> _RECORDS PROVIDED_
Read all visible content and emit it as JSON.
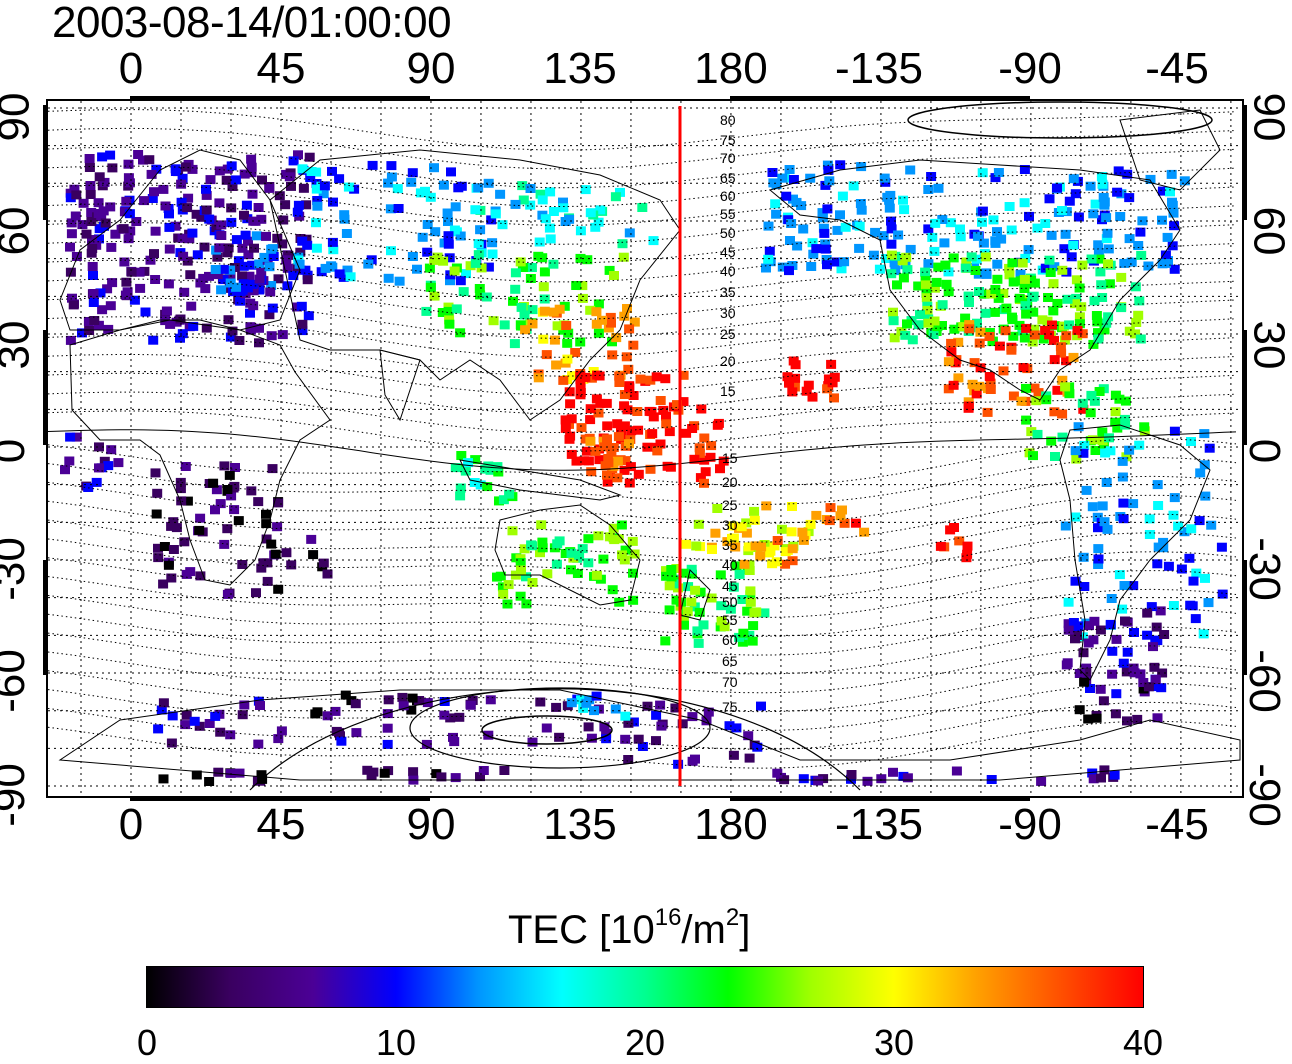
{
  "title": "2003-08-14/01:00:00",
  "map": {
    "lon_labels": [
      "0",
      "45",
      "90",
      "135",
      "180",
      "-135",
      "-90",
      "-45"
    ],
    "lat_labels": [
      "90",
      "60",
      "30",
      "0",
      "-30",
      "-60",
      "-90"
    ],
    "contour_labels": [
      "80",
      "75",
      "70",
      "65",
      "60",
      "55",
      "50",
      "45",
      "40",
      "35",
      "30",
      "25",
      "20",
      "15",
      "15",
      "20",
      "25",
      "30",
      "35",
      "40",
      "45",
      "50",
      "55",
      "60",
      "65",
      "70",
      "75"
    ],
    "marker_color": "#ff0000",
    "marker_longitude": 165
  },
  "colorbar": {
    "label_prefix": "TEC  [10",
    "label_exp1": "16",
    "label_mid": "/m",
    "label_exp2": "2",
    "label_suffix": "]",
    "ticks": [
      "0",
      "10",
      "20",
      "30",
      "40"
    ],
    "colors": [
      "#000000",
      "#3a0060",
      "#4b0096",
      "#0000ff",
      "#0096ff",
      "#00ffff",
      "#00ff90",
      "#00ff00",
      "#a0ff00",
      "#ffff00",
      "#ffa000",
      "#ff5000",
      "#ff0000"
    ]
  }
}
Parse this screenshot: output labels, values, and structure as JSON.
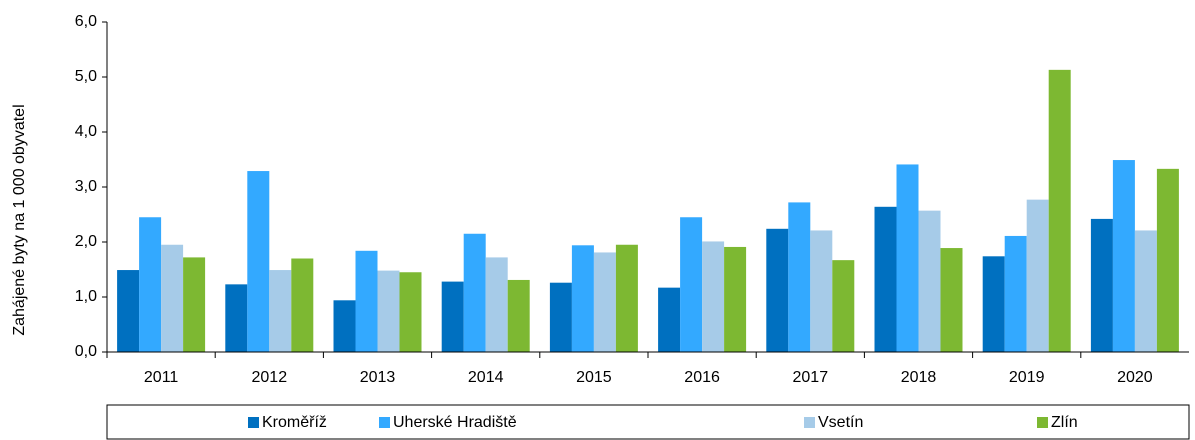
{
  "chart_data": {
    "type": "bar",
    "y_label": "Zahájené byty na 1 000 obyvatel",
    "categories": [
      "2011",
      "2012",
      "2013",
      "2014",
      "2015",
      "2016",
      "2017",
      "2018",
      "2019",
      "2020"
    ],
    "series": [
      {
        "name": "Kroměříž",
        "color": "#0070c0",
        "values": [
          1.49,
          1.23,
          0.94,
          1.28,
          1.26,
          1.17,
          2.24,
          2.64,
          1.74,
          2.42
        ]
      },
      {
        "name": "Uherské Hradiště",
        "color": "#33a9ff",
        "values": [
          2.45,
          3.29,
          1.84,
          2.15,
          1.94,
          2.45,
          2.72,
          3.41,
          2.11,
          3.49
        ]
      },
      {
        "name": "Vsetín",
        "color": "#a6cbe8",
        "values": [
          1.95,
          1.49,
          1.48,
          1.72,
          1.81,
          2.01,
          2.21,
          2.57,
          2.77,
          2.21
        ]
      },
      {
        "name": "Zlín",
        "color": "#7db832",
        "values": [
          1.72,
          1.7,
          1.45,
          1.31,
          1.95,
          1.91,
          1.67,
          1.89,
          5.13,
          3.33
        ]
      }
    ],
    "ylim": [
      0,
      6
    ],
    "yticks": [
      {
        "value": 0,
        "label": "0,0"
      },
      {
        "value": 1,
        "label": "1,0"
      },
      {
        "value": 2,
        "label": "2,0"
      },
      {
        "value": 3,
        "label": "3,0"
      },
      {
        "value": 4,
        "label": "4,0"
      },
      {
        "value": 5,
        "label": "5,0"
      },
      {
        "value": 6,
        "label": "6,0"
      }
    ],
    "legend": "bottom"
  }
}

> _INSTRUCTIONS TO FOLLOW_
Find every line in the records that contains the word "name"; copy those lines.

> _ANSWER TO THE TASK_
        "name": "Kroměříž",
        "name": "Uherské Hradiště",
        "name": "Vsetín",
        "name": "Zlín",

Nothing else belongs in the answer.